Stated task: Print out each record below, unaltered and complete, without its images.

Extracted data entries:
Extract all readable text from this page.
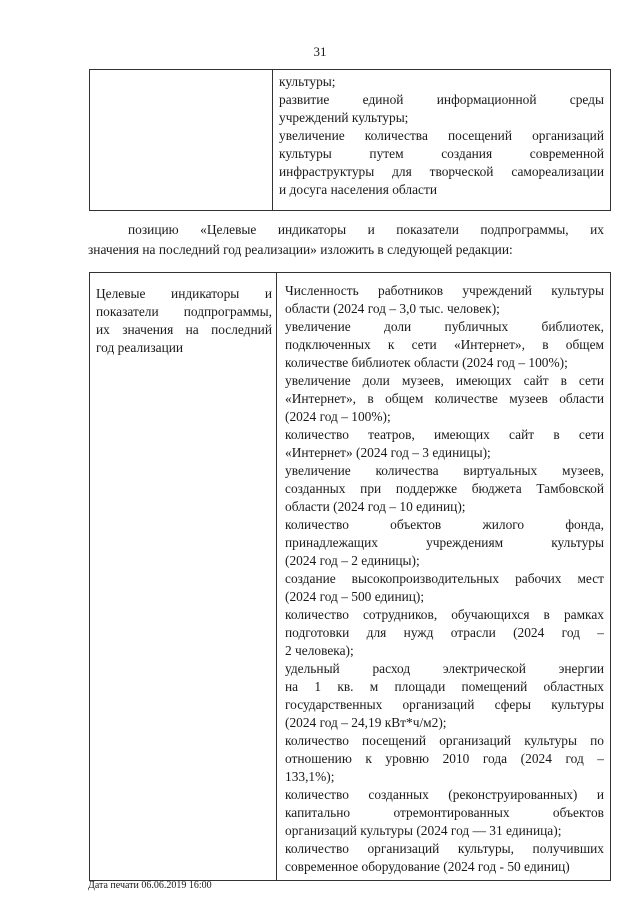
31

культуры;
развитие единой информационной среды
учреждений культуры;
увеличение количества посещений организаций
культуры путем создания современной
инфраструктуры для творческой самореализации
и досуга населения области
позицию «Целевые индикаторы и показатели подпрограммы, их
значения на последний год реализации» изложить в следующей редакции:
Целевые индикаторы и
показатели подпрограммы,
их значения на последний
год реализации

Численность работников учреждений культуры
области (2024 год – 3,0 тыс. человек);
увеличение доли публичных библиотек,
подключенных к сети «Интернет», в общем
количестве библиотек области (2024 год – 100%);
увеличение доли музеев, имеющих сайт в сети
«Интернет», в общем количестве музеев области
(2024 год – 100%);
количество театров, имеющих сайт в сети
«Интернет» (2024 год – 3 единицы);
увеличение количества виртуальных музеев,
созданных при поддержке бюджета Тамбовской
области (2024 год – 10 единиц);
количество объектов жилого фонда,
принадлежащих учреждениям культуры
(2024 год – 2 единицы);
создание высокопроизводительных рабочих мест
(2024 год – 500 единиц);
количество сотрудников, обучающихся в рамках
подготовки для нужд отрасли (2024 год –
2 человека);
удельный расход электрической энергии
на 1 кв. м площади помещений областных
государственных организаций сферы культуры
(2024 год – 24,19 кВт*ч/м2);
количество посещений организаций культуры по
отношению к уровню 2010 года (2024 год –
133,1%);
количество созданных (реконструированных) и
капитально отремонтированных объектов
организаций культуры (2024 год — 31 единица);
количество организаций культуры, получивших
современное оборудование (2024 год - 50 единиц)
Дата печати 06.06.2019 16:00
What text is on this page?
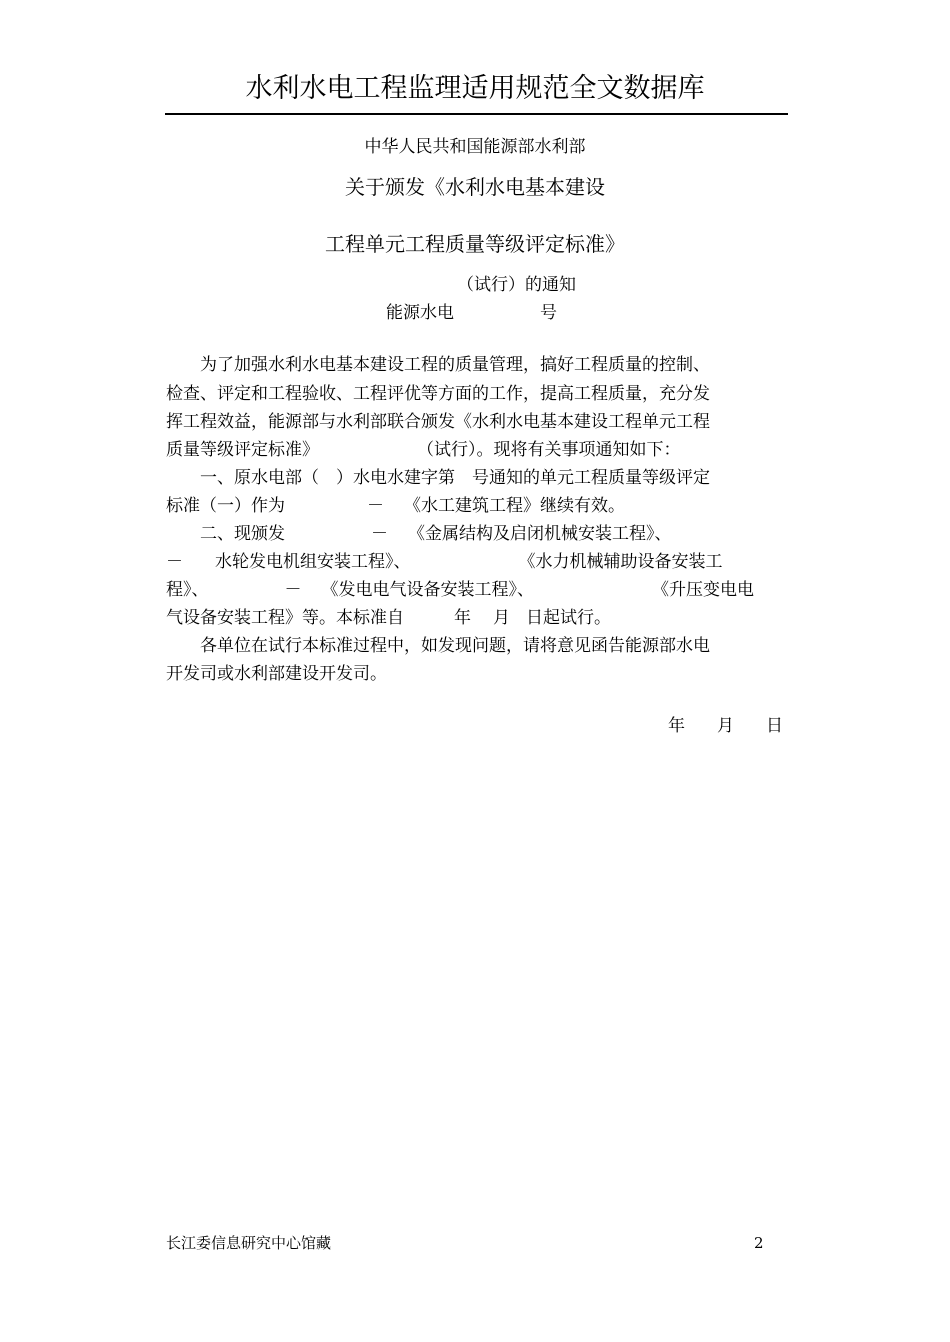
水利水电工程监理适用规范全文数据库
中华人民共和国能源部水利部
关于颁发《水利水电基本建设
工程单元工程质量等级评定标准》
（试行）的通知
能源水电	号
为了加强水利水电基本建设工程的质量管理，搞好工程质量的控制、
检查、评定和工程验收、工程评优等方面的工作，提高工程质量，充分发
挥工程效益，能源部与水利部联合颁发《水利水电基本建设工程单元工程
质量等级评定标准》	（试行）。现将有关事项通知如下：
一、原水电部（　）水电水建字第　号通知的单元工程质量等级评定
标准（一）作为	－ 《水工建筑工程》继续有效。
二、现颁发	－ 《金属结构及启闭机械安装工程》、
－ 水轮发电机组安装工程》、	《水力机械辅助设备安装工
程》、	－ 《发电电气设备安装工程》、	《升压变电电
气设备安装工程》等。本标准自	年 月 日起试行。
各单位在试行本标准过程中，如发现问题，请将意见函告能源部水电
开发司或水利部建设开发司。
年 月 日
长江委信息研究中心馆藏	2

Task solution:
Extract all readable text from this page.
31

культуры;
развитие единой информационной среды
учреждений культуры;
увеличение количества посещений организаций
культуры путем создания современной
инфраструктуры для творческой самореализации
и досуга населения области
позицию «Целевые индикаторы и показатели подпрограммы, их
значения на последний год реализации» изложить в следующей редакции:
Целевые индикаторы и
показатели подпрограммы,
их значения на последний
год реализации

Численность работников учреждений культуры
области (2024 год – 3,0 тыс. человек);
увеличение доли публичных библиотек,
подключенных к сети «Интернет», в общем
количестве библиотек области (2024 год – 100%);
увеличение доли музеев, имеющих сайт в сети
«Интернет», в общем количестве музеев области
(2024 год – 100%);
количество театров, имеющих сайт в сети
«Интернет» (2024 год – 3 единицы);
увеличение количества виртуальных музеев,
созданных при поддержке бюджета Тамбовской
области (2024 год – 10 единиц);
количество объектов жилого фонда,
принадлежащих учреждениям культуры
(2024 год – 2 единицы);
создание высокопроизводительных рабочих мест
(2024 год – 500 единиц);
количество сотрудников, обучающихся в рамках
подготовки для нужд отрасли (2024 год –
2 человека);
удельный расход электрической энергии
на 1 кв. м площади помещений областных
государственных организаций сферы культуры
(2024 год – 24,19 кВт*ч/м2);
количество посещений организаций культуры по
отношению к уровню 2010 года (2024 год –
133,1%);
количество созданных (реконструированных) и
капитально отремонтированных объектов
организаций культуры (2024 год — 31 единица);
количество организаций культуры, получивших
современное оборудование (2024 год - 50 единиц)
Дата печати 06.06.2019 16:00
What text is on this page?
水利水电工程监理适用规范全文数据库
中华人民共和国能源部水利部
关于颁发《水利水电基本建设
工程单元工程质量等级评定标准》
（试行）的通知
能源水电	号
为了加强水利水电基本建设工程的质量管理，搞好工程质量的控制、
检查、评定和工程验收、工程评优等方面的工作，提高工程质量，充分发
挥工程效益，能源部与水利部联合颁发《水利水电基本建设工程单元工程
质量等级评定标准》	（试行）。现将有关事项通知如下：
一、原水电部（　）水电水建字第　号通知的单元工程质量等级评定
标准（一）作为	－ 《水工建筑工程》继续有效。
二、现颁发	－ 《金属结构及启闭机械安装工程》、
－ 水轮发电机组安装工程》、	《水力机械辅助设备安装工
程》、	－ 《发电电气设备安装工程》、	《升压变电电
气设备安装工程》等。本标准自	年 月 日起试行。
各单位在试行本标准过程中，如发现问题，请将意见函告能源部水电
开发司或水利部建设开发司。
年 月 日
长江委信息研究中心馆藏	2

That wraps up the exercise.